#### Stated problem:
Copy all entries without alteration and skip the pictures they hold.

#### Source data:
======
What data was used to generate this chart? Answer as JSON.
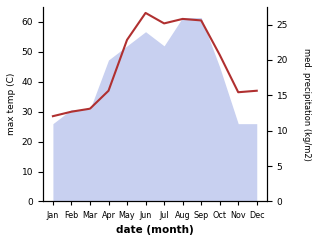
{
  "months": [
    "Jan",
    "Feb",
    "Mar",
    "Apr",
    "May",
    "Jun",
    "Jul",
    "Aug",
    "Sep",
    "Oct",
    "Nov",
    "Dec"
  ],
  "temp": [
    28.5,
    30.0,
    31.0,
    37.0,
    54.0,
    63.0,
    59.5,
    61.0,
    60.5,
    49.0,
    36.5,
    37.0
  ],
  "precip": [
    11,
    13,
    13,
    20,
    22,
    24,
    22,
    26,
    26,
    19,
    11,
    11
  ],
  "temp_color": "#b03030",
  "precip_fill_color": "#c8d0f0",
  "left_ylabel": "max temp (C)",
  "right_ylabel": "med. precipitation (kg/m2)",
  "xlabel": "date (month)",
  "ylim_left": [
    0,
    65
  ],
  "ylim_right": [
    0,
    27.5
  ],
  "yticks_left": [
    0,
    10,
    20,
    30,
    40,
    50,
    60
  ],
  "yticks_right": [
    0,
    5,
    10,
    15,
    20,
    25
  ],
  "background": "#ffffff"
}
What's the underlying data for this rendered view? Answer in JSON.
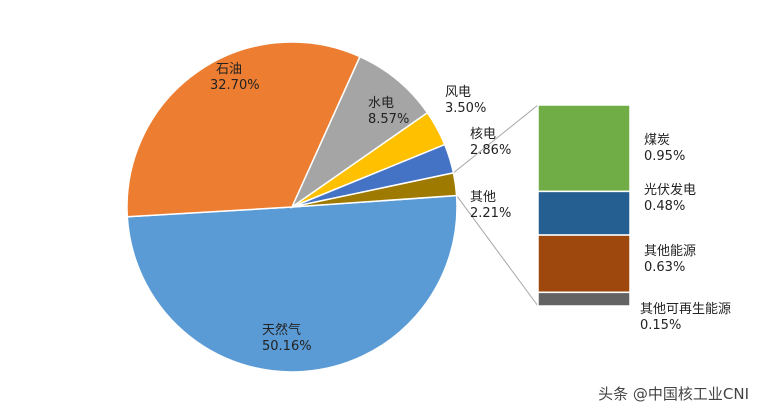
{
  "chart_data": [
    {
      "type": "pie",
      "slices": [
        {
          "name": "天然气",
          "value": 50.16,
          "label": "50.16%",
          "color": "#5B9BD5"
        },
        {
          "name": "石油",
          "value": 32.7,
          "label": "32.70%",
          "color": "#ED7D31"
        },
        {
          "name": "水电",
          "value": 8.57,
          "label": "8.57%",
          "color": "#A5A5A5"
        },
        {
          "name": "风电",
          "value": 3.5,
          "label": "3.50%",
          "color": "#FFC000"
        },
        {
          "name": "核电",
          "value": 2.86,
          "label": "2.86%",
          "color": "#4472C4"
        },
        {
          "name": "其他",
          "value": 2.21,
          "label": "2.21%",
          "color": "#9E7B00"
        }
      ]
    },
    {
      "type": "bar",
      "stacked": true,
      "breakdown_of": "其他",
      "segments": [
        {
          "name": "煤炭",
          "value": 0.95,
          "label": "0.95%",
          "color": "#70AD47"
        },
        {
          "name": "光伏发电",
          "value": 0.48,
          "label": "0.48%",
          "color": "#255E91"
        },
        {
          "name": "其他能源",
          "value": 0.63,
          "label": "0.63%",
          "color": "#9E480E"
        },
        {
          "name": "其他可再生能源",
          "value": 0.15,
          "label": "0.15%",
          "color": "#636363"
        }
      ]
    }
  ],
  "watermark": "头条 @中国核工业CNI"
}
======
#### Problem solution:
What data was used to generate this chart? Answer as JSON.
{
  "months": [
    "Jan",
    "Feb",
    "Mar",
    "Apr",
    "May",
    "Jun",
    "Jul",
    "Aug",
    "Sep",
    "Oct",
    "Nov",
    "Dec"
  ],
  "temp": [
    28.5,
    30.0,
    31.0,
    37.0,
    54.0,
    63.0,
    59.5,
    61.0,
    60.5,
    49.0,
    36.5,
    37.0
  ],
  "precip": [
    11,
    13,
    13,
    20,
    22,
    24,
    22,
    26,
    26,
    19,
    11,
    11
  ],
  "temp_color": "#b03030",
  "precip_fill_color": "#c8d0f0",
  "left_ylabel": "max temp (C)",
  "right_ylabel": "med. precipitation (kg/m2)",
  "xlabel": "date (month)",
  "ylim_left": [
    0,
    65
  ],
  "ylim_right": [
    0,
    27.5
  ],
  "yticks_left": [
    0,
    10,
    20,
    30,
    40,
    50,
    60
  ],
  "yticks_right": [
    0,
    5,
    10,
    15,
    20,
    25
  ],
  "background": "#ffffff"
}
What's the underlying data for this rendered view? Answer in JSON.
{
  "chart_data": [
    {
      "type": "pie",
      "slices": [
        {
          "name": "天然气",
          "value": 50.16,
          "label": "50.16%",
          "color": "#5B9BD5"
        },
        {
          "name": "石油",
          "value": 32.7,
          "label": "32.70%",
          "color": "#ED7D31"
        },
        {
          "name": "水电",
          "value": 8.57,
          "label": "8.57%",
          "color": "#A5A5A5"
        },
        {
          "name": "风电",
          "value": 3.5,
          "label": "3.50%",
          "color": "#FFC000"
        },
        {
          "name": "核电",
          "value": 2.86,
          "label": "2.86%",
          "color": "#4472C4"
        },
        {
          "name": "其他",
          "value": 2.21,
          "label": "2.21%",
          "color": "#9E7B00"
        }
      ]
    },
    {
      "type": "bar",
      "stacked": true,
      "breakdown_of": "其他",
      "segments": [
        {
          "name": "煤炭",
          "value": 0.95,
          "label": "0.95%",
          "color": "#70AD47"
        },
        {
          "name": "光伏发电",
          "value": 0.48,
          "label": "0.48%",
          "color": "#255E91"
        },
        {
          "name": "其他能源",
          "value": 0.63,
          "label": "0.63%",
          "color": "#9E480E"
        },
        {
          "name": "其他可再生能源",
          "value": 0.15,
          "label": "0.15%",
          "color": "#636363"
        }
      ]
    }
  ],
  "watermark": "头条 @中国核工业CNI"
}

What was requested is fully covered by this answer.